● Exercise
Copy out all lines that hold "燃烧功效".

## START Entries shown

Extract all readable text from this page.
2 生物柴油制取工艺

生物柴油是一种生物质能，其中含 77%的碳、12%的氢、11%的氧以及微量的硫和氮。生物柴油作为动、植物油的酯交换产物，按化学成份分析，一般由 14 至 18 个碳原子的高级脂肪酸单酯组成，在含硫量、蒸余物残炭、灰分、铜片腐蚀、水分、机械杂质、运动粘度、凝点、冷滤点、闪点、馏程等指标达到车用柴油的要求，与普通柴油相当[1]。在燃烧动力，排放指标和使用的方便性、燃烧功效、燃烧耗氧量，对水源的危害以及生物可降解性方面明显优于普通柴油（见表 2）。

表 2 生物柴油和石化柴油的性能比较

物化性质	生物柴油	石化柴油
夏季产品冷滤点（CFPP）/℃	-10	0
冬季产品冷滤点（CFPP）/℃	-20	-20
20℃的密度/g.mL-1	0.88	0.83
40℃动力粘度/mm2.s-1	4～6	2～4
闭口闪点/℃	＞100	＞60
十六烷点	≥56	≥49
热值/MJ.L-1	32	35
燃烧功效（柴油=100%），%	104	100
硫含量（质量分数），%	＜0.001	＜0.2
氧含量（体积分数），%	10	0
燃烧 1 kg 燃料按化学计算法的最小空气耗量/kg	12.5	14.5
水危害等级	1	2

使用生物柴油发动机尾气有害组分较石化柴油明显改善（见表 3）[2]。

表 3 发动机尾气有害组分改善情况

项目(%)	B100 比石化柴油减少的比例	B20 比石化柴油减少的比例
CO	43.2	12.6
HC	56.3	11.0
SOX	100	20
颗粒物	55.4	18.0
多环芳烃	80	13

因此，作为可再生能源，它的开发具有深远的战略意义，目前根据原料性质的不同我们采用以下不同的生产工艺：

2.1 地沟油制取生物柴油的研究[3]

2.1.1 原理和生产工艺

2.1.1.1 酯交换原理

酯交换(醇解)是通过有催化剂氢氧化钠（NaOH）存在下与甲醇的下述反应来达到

## END Entries shown

● The output
生物柴油是一种生物质能，其中含 77%的碳、12%的氢、11%的氧以及微量的硫和氮。生物柴油作为动、植物油的酯交换产物，按化学成份分析，一般由 14 至 18 个碳原子的高级脂肪酸单酯组成，在含硫量、蒸余物残炭、灰分、铜片腐蚀、水分、机械杂质、运动粘度、凝点、冷滤点、闪点、馏程等指标达到车用柴油的要求，与普通柴油相当[1]。在燃烧动力，排放指标和使用的方便性、燃烧功效、燃烧耗氧量，对水源的危害以及生物可降解性方面明显优于普通柴油（见表 2）。
燃烧功效（柴油=100%），%	104	100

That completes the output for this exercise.